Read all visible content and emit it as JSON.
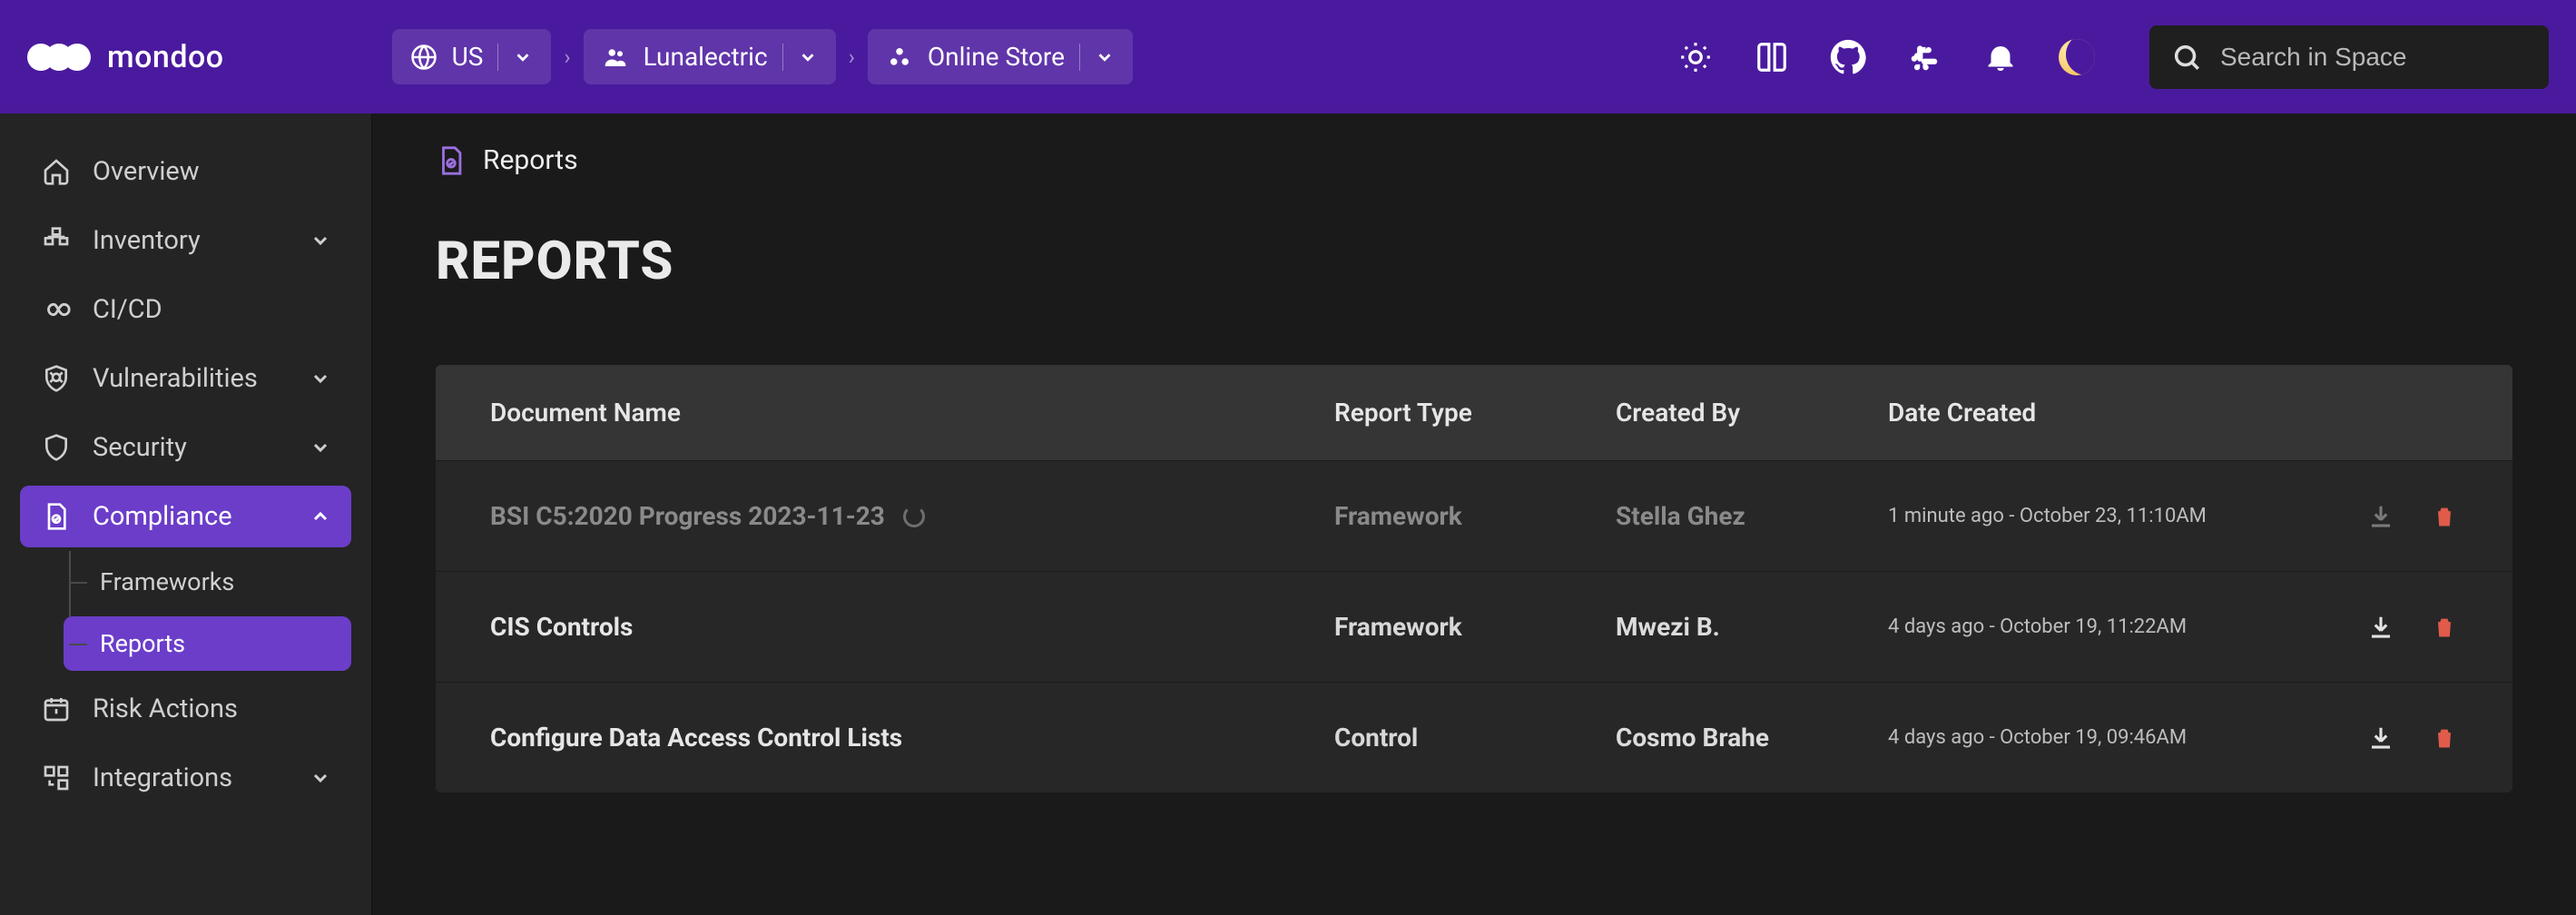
{
  "brand": {
    "name": "mondoo"
  },
  "header": {
    "region": "US",
    "org": "Lunalectric",
    "space": "Online Store",
    "search_placeholder": "Search in Space"
  },
  "sidebar": {
    "items": [
      {
        "key": "overview",
        "label": "Overview",
        "expandable": false
      },
      {
        "key": "inventory",
        "label": "Inventory",
        "expandable": true
      },
      {
        "key": "cicd",
        "label": "CI/CD",
        "expandable": false
      },
      {
        "key": "vulnerabilities",
        "label": "Vulnerabilities",
        "expandable": true
      },
      {
        "key": "security",
        "label": "Security",
        "expandable": true
      },
      {
        "key": "compliance",
        "label": "Compliance",
        "expandable": true,
        "active": true,
        "expanded": true,
        "children": [
          {
            "key": "frameworks",
            "label": "Frameworks"
          },
          {
            "key": "reports",
            "label": "Reports",
            "active": true
          }
        ]
      },
      {
        "key": "risk-actions",
        "label": "Risk Actions",
        "expandable": false
      },
      {
        "key": "integrations",
        "label": "Integrations",
        "expandable": true
      }
    ]
  },
  "page": {
    "breadcrumb": "Reports",
    "title": "REPORTS"
  },
  "table": {
    "headers": {
      "document": "Document Name",
      "type": "Report Type",
      "creator": "Created By",
      "date": "Date Created"
    },
    "rows": [
      {
        "document": "BSI C5:2020 Progress 2023-11-23",
        "type": "Framework",
        "creator": "Stella Ghez",
        "date": "1 minute ago - October 23, 11:10AM",
        "processing": true
      },
      {
        "document": "CIS Controls",
        "type": "Framework",
        "creator": "Mwezi B.",
        "date": "4 days ago - October 19, 11:22AM",
        "processing": false
      },
      {
        "document": "Configure Data Access Control Lists",
        "type": "Control",
        "creator": "Cosmo Brahe",
        "date": "4 days ago - October 19, 09:46AM",
        "processing": false
      }
    ]
  }
}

--

Extract every line of the data exactly; pictures stay out.

*Result of this exercise*:
Read all visible content and emit it as JSON.
{
  "brand": {
    "name": "mondoo"
  },
  "header": {
    "region": "US",
    "org": "Lunalectric",
    "space": "Online Store",
    "search_placeholder": "Search in Space"
  },
  "sidebar": {
    "items": [
      {
        "key": "overview",
        "label": "Overview",
        "expandable": false
      },
      {
        "key": "inventory",
        "label": "Inventory",
        "expandable": true
      },
      {
        "key": "cicd",
        "label": "CI/CD",
        "expandable": false
      },
      {
        "key": "vulnerabilities",
        "label": "Vulnerabilities",
        "expandable": true
      },
      {
        "key": "security",
        "label": "Security",
        "expandable": true
      },
      {
        "key": "compliance",
        "label": "Compliance",
        "expandable": true,
        "active": true,
        "expanded": true,
        "children": [
          {
            "key": "frameworks",
            "label": "Frameworks"
          },
          {
            "key": "reports",
            "label": "Reports",
            "active": true
          }
        ]
      },
      {
        "key": "risk-actions",
        "label": "Risk Actions",
        "expandable": false
      },
      {
        "key": "integrations",
        "label": "Integrations",
        "expandable": true
      }
    ]
  },
  "page": {
    "breadcrumb": "Reports",
    "title": "REPORTS"
  },
  "table": {
    "headers": {
      "document": "Document Name",
      "type": "Report Type",
      "creator": "Created By",
      "date": "Date Created"
    },
    "rows": [
      {
        "document": "BSI C5:2020 Progress 2023-11-23",
        "type": "Framework",
        "creator": "Stella Ghez",
        "date": "1 minute ago - October 23, 11:10AM",
        "processing": true
      },
      {
        "document": "CIS Controls",
        "type": "Framework",
        "creator": "Mwezi B.",
        "date": "4 days ago - October 19, 11:22AM",
        "processing": false
      },
      {
        "document": "Configure Data Access Control Lists",
        "type": "Control",
        "creator": "Cosmo Brahe",
        "date": "4 days ago - October 19, 09:46AM",
        "processing": false
      }
    ]
  }
}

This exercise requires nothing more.